--- ENTRIES SHOWN ---
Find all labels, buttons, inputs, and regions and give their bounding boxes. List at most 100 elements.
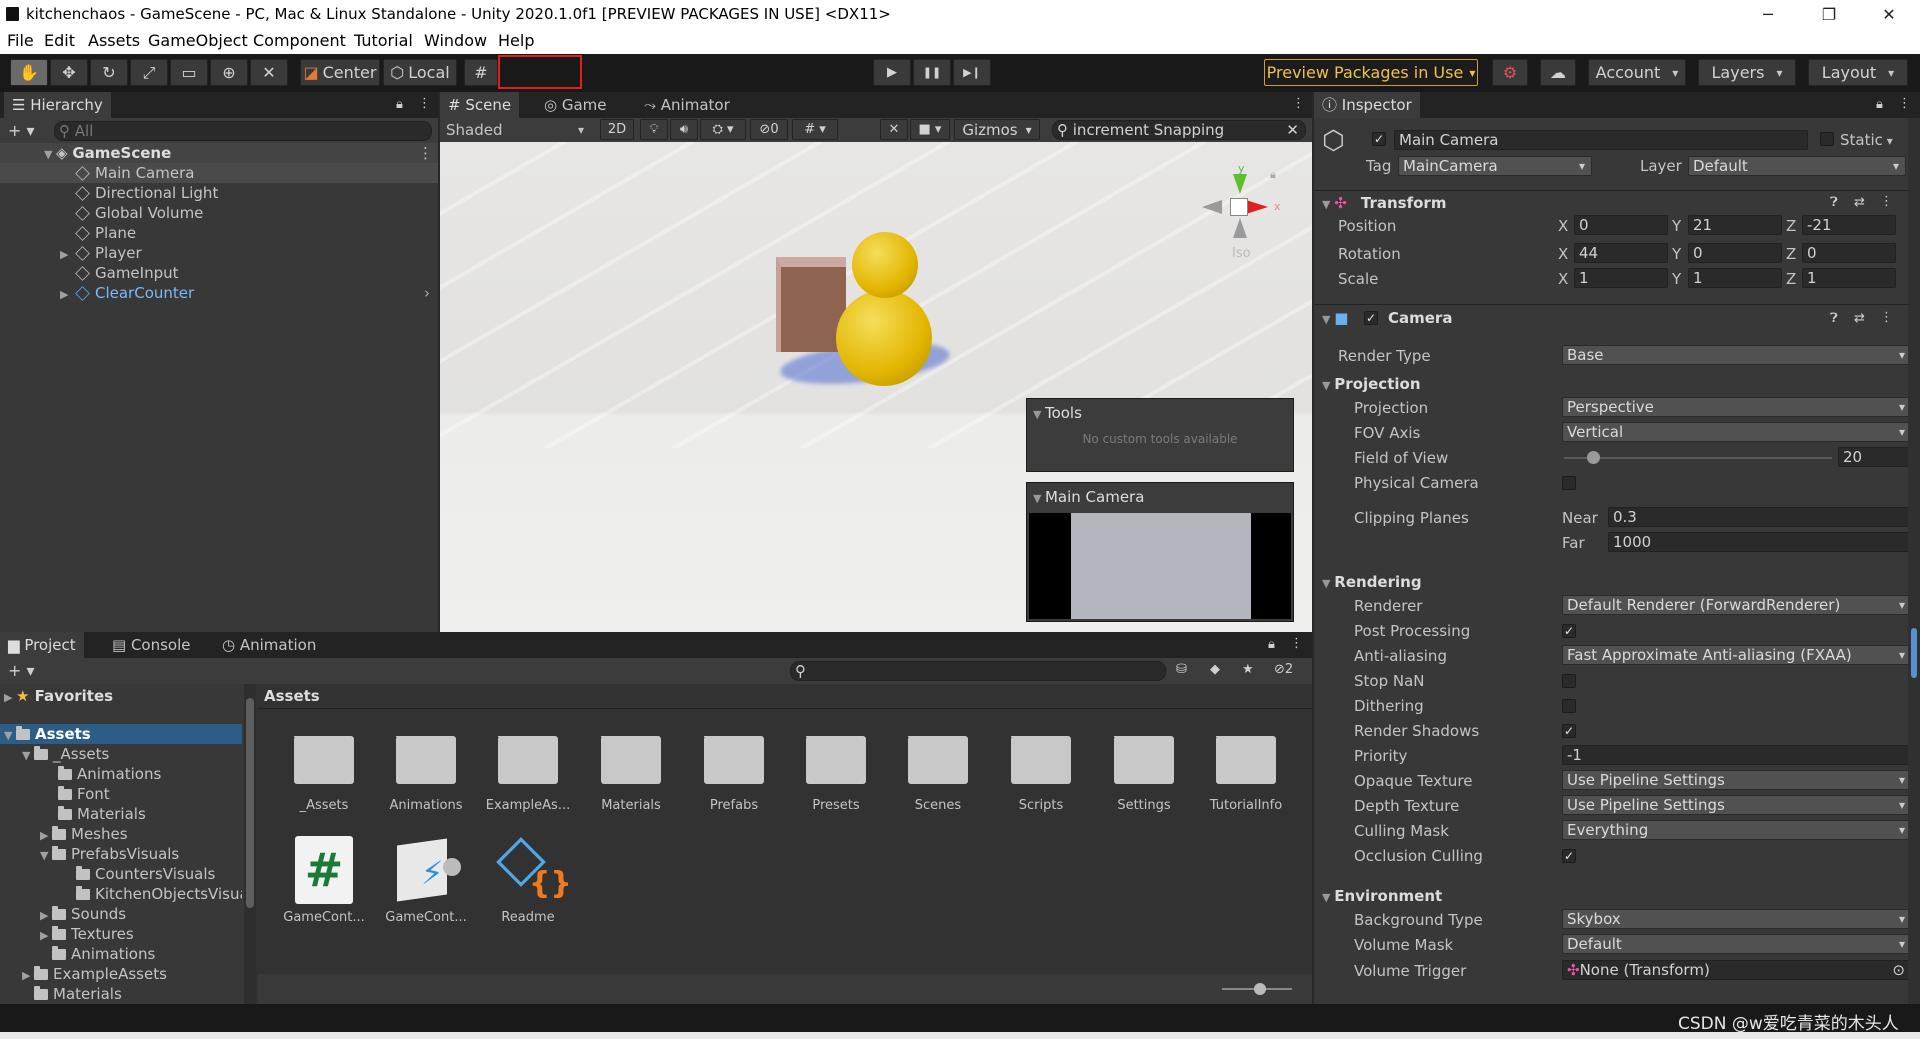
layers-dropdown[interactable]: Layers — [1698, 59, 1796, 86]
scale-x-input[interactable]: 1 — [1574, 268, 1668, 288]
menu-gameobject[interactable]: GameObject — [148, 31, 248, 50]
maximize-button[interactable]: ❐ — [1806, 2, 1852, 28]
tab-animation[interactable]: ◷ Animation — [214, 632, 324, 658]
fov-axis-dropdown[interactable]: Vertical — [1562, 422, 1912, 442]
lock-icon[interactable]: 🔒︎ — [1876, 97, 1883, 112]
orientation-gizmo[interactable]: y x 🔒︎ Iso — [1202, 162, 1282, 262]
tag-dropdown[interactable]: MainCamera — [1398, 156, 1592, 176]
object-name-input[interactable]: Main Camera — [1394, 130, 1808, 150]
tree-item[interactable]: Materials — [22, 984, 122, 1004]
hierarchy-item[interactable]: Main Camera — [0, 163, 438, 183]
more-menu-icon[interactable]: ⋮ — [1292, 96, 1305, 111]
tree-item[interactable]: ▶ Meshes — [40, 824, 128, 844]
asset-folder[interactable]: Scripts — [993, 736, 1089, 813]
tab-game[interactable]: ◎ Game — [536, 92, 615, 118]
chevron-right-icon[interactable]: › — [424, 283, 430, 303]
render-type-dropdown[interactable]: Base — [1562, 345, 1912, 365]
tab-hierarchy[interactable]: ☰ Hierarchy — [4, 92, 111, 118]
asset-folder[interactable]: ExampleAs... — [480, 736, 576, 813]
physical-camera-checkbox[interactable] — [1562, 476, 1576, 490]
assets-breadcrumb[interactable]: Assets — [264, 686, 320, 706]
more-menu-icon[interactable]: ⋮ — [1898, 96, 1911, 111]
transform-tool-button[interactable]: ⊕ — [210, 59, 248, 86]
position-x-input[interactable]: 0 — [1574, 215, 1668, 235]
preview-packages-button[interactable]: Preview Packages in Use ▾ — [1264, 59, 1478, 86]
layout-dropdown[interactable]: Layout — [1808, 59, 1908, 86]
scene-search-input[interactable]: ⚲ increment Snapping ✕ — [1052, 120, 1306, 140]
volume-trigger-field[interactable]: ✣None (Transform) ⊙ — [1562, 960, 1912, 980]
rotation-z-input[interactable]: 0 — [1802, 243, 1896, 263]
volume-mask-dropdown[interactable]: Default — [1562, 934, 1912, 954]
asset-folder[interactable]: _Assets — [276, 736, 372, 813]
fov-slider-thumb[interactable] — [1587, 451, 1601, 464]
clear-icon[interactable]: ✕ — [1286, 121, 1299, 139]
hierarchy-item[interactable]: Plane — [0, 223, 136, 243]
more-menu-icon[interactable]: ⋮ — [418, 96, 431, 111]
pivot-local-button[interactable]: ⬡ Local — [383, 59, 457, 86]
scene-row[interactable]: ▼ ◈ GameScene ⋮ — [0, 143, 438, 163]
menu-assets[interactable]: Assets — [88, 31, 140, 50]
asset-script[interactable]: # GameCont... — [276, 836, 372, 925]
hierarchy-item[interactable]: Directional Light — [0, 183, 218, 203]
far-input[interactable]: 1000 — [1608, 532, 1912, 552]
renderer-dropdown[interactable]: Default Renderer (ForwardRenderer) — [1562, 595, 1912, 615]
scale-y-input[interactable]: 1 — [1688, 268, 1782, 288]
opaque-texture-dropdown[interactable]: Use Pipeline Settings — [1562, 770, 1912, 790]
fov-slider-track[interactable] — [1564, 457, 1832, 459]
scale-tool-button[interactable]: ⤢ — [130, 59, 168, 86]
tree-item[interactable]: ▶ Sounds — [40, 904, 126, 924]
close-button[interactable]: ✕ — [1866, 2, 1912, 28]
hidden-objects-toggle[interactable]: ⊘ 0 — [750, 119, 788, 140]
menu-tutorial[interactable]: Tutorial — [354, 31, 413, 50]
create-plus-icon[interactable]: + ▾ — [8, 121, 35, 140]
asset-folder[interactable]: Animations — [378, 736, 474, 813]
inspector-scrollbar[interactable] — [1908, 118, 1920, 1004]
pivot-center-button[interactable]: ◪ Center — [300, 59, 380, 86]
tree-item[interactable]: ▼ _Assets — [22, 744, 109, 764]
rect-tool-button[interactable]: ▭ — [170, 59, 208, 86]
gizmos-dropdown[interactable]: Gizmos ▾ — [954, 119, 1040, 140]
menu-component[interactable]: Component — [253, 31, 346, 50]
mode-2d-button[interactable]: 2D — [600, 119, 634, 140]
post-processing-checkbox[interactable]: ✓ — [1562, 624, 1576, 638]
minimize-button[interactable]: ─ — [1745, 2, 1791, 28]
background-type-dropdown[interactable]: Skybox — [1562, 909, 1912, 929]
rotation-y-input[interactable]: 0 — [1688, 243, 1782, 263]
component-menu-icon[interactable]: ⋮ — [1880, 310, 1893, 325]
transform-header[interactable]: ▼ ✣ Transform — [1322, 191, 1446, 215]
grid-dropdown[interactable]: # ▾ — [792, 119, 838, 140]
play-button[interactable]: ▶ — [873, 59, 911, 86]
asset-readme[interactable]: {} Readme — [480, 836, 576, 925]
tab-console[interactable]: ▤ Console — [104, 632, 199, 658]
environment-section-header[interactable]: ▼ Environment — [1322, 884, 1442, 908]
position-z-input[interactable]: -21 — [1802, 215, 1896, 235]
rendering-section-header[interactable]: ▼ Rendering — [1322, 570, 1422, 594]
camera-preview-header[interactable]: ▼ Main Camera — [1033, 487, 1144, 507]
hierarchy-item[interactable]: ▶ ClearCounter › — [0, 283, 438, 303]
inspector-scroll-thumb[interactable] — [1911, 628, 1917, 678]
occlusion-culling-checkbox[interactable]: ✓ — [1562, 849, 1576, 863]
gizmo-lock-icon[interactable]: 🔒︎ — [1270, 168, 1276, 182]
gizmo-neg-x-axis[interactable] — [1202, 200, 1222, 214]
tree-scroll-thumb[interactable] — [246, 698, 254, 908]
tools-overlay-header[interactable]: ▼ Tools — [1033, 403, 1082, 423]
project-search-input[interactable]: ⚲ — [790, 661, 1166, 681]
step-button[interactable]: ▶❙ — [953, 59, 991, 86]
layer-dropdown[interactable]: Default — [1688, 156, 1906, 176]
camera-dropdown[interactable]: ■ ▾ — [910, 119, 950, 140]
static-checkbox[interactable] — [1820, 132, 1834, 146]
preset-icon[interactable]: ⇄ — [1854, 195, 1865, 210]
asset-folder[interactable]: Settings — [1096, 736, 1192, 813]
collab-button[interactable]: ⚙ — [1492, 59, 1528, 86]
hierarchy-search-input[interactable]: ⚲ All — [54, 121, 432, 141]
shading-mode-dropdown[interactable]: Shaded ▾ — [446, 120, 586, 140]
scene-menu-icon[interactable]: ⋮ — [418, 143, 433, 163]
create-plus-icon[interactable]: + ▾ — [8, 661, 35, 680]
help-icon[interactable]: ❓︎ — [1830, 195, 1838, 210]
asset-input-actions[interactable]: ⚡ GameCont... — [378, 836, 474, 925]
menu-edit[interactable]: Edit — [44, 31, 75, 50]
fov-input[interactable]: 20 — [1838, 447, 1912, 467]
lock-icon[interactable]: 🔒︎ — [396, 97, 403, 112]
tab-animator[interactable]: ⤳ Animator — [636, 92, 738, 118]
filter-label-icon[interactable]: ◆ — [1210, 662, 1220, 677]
---
## [BRIEF]
Could you pull out every line of the records above, word for word, and omit the pictures from your answer?

## [TASK RESPONSE]
Find all labels, buttons, inputs, and regions and give their bounding boxes. List at most 100 elements.
layers-dropdown[interactable]: Layers — [1698, 59, 1796, 86]
scale-x-input[interactable]: 1 — [1574, 268, 1668, 288]
menu-gameobject[interactable]: GameObject — [148, 31, 248, 50]
maximize-button[interactable]: ❐ — [1806, 2, 1852, 28]
tab-animation[interactable]: ◷ Animation — [214, 632, 324, 658]
fov-axis-dropdown[interactable]: Vertical — [1562, 422, 1912, 442]
lock-icon[interactable]: 🔒︎ — [1876, 97, 1883, 112]
orientation-gizmo[interactable]: y x 🔒︎ Iso — [1202, 162, 1282, 262]
tag-dropdown[interactable]: MainCamera — [1398, 156, 1592, 176]
object-name-input[interactable]: Main Camera — [1394, 130, 1808, 150]
tree-item[interactable]: Materials — [22, 984, 122, 1004]
hierarchy-item[interactable]: Main Camera — [0, 163, 438, 183]
more-menu-icon[interactable]: ⋮ — [1292, 96, 1305, 111]
tree-item[interactable]: ▶ Meshes — [40, 824, 128, 844]
asset-folder[interactable]: Scripts — [993, 736, 1089, 813]
tab-game[interactable]: ◎ Game — [536, 92, 615, 118]
chevron-right-icon[interactable]: › — [424, 283, 430, 303]
render-type-dropdown[interactable]: Base — [1562, 345, 1912, 365]
tab-hierarchy[interactable]: ☰ Hierarchy — [4, 92, 111, 118]
asset-folder[interactable]: ExampleAs... — [480, 736, 576, 813]
physical-camera-checkbox[interactable] — [1562, 476, 1576, 490]
assets-breadcrumb[interactable]: Assets — [264, 686, 320, 706]
more-menu-icon[interactable]: ⋮ — [1898, 96, 1911, 111]
transform-tool-button[interactable]: ⊕ — [210, 59, 248, 86]
position-x-input[interactable]: 0 — [1574, 215, 1668, 235]
preview-packages-button[interactable]: Preview Packages in Use ▾ — [1264, 59, 1478, 86]
layout-dropdown[interactable]: Layout — [1808, 59, 1908, 86]
scene-search-input[interactable]: ⚲ increment Snapping ✕ — [1052, 120, 1306, 140]
volume-trigger-field[interactable]: ✣None (Transform) ⊙ — [1562, 960, 1912, 980]
rotation-z-input[interactable]: 0 — [1802, 243, 1896, 263]
volume-mask-dropdown[interactable]: Default — [1562, 934, 1912, 954]
asset-folder[interactable]: _Assets — [276, 736, 372, 813]
fov-slider-thumb[interactable] — [1587, 451, 1601, 464]
clear-icon[interactable]: ✕ — [1286, 121, 1299, 139]
hierarchy-item[interactable]: Plane — [0, 223, 136, 243]
more-menu-icon[interactable]: ⋮ — [418, 96, 431, 111]
pivot-local-button[interactable]: ⬡ Local — [383, 59, 457, 86]
scene-row[interactable]: ▼ ◈ GameScene ⋮ — [0, 143, 438, 163]
menu-assets[interactable]: Assets — [88, 31, 140, 50]
asset-script[interactable]: # GameCont... — [276, 836, 372, 925]
hierarchy-item[interactable]: Directional Light — [0, 183, 218, 203]
far-input[interactable]: 1000 — [1608, 532, 1912, 552]
renderer-dropdown[interactable]: Default Renderer (ForwardRenderer) — [1562, 595, 1912, 615]
scale-y-input[interactable]: 1 — [1688, 268, 1782, 288]
opaque-texture-dropdown[interactable]: Use Pipeline Settings — [1562, 770, 1912, 790]
fov-slider-track[interactable] — [1564, 457, 1832, 459]
scale-tool-button[interactable]: ⤢ — [130, 59, 168, 86]
tree-item[interactable]: ▶ Sounds — [40, 904, 126, 924]
close-button[interactable]: ✕ — [1866, 2, 1912, 28]
hidden-objects-toggle[interactable]: ⊘ 0 — [750, 119, 788, 140]
menu-tutorial[interactable]: Tutorial — [354, 31, 413, 50]
create-plus-icon[interactable]: + ▾ — [8, 121, 35, 140]
asset-folder[interactable]: Animations — [378, 736, 474, 813]
inspector-scrollbar[interactable] — [1908, 118, 1920, 1004]
pivot-center-button[interactable]: ◪ Center — [300, 59, 380, 86]
tree-item[interactable]: ▼ _Assets — [22, 744, 109, 764]
rect-tool-button[interactable]: ▭ — [170, 59, 208, 86]
gizmos-dropdown[interactable]: Gizmos ▾ — [954, 119, 1040, 140]
menu-component[interactable]: Component — [253, 31, 346, 50]
mode-2d-button[interactable]: 2D — [600, 119, 634, 140]
post-processing-checkbox[interactable]: ✓ — [1562, 624, 1576, 638]
minimize-button[interactable]: ─ — [1745, 2, 1791, 28]
background-type-dropdown[interactable]: Skybox — [1562, 909, 1912, 929]
rotation-y-input[interactable]: 0 — [1688, 243, 1782, 263]
component-menu-icon[interactable]: ⋮ — [1880, 310, 1893, 325]
transform-header[interactable]: ▼ ✣ Transform — [1322, 191, 1446, 215]
grid-dropdown[interactable]: # ▾ — [792, 119, 838, 140]
play-button[interactable]: ▶ — [873, 59, 911, 86]
asset-readme[interactable]: {} Readme — [480, 836, 576, 925]
tab-console[interactable]: ▤ Console — [104, 632, 199, 658]
environment-section-header[interactable]: ▼ Environment — [1322, 884, 1442, 908]
position-z-input[interactable]: -21 — [1802, 215, 1896, 235]
rendering-section-header[interactable]: ▼ Rendering — [1322, 570, 1422, 594]
camera-preview-header[interactable]: ▼ Main Camera — [1033, 487, 1144, 507]
hierarchy-item[interactable]: ▶ ClearCounter › — [0, 283, 438, 303]
inspector-scroll-thumb[interactable] — [1911, 628, 1917, 678]
occlusion-culling-checkbox[interactable]: ✓ — [1562, 849, 1576, 863]
gizmo-lock-icon[interactable]: 🔒︎ — [1270, 168, 1276, 182]
gizmo-neg-x-axis[interactable] — [1202, 200, 1222, 214]
tree-scroll-thumb[interactable] — [246, 698, 254, 908]
tools-overlay-header[interactable]: ▼ Tools — [1033, 403, 1082, 423]
project-search-input[interactable]: ⚲ — [790, 661, 1166, 681]
step-button[interactable]: ▶❙ — [953, 59, 991, 86]
layer-dropdown[interactable]: Default — [1688, 156, 1906, 176]
camera-dropdown[interactable]: ■ ▾ — [910, 119, 950, 140]
static-checkbox[interactable] — [1820, 132, 1834, 146]
preset-icon[interactable]: ⇄ — [1854, 195, 1865, 210]
asset-folder[interactable]: Settings — [1096, 736, 1192, 813]
collab-button[interactable]: ⚙ — [1492, 59, 1528, 86]
hierarchy-search-input[interactable]: ⚲ All — [54, 121, 432, 141]
shading-mode-dropdown[interactable]: Shaded ▾ — [446, 120, 586, 140]
scene-menu-icon[interactable]: ⋮ — [418, 143, 433, 163]
create-plus-icon[interactable]: + ▾ — [8, 661, 35, 680]
help-icon[interactable]: ❓︎ — [1830, 195, 1838, 210]
asset-input-actions[interactable]: ⚡ GameCont... — [378, 836, 474, 925]
menu-edit[interactable]: Edit — [44, 31, 75, 50]
fov-input[interactable]: 20 — [1838, 447, 1912, 467]
lock-icon[interactable]: 🔒︎ — [396, 97, 403, 112]
tab-animator[interactable]: ⤳ Animator — [636, 92, 738, 118]
filter-label-icon[interactable]: ◆ — [1210, 662, 1220, 677]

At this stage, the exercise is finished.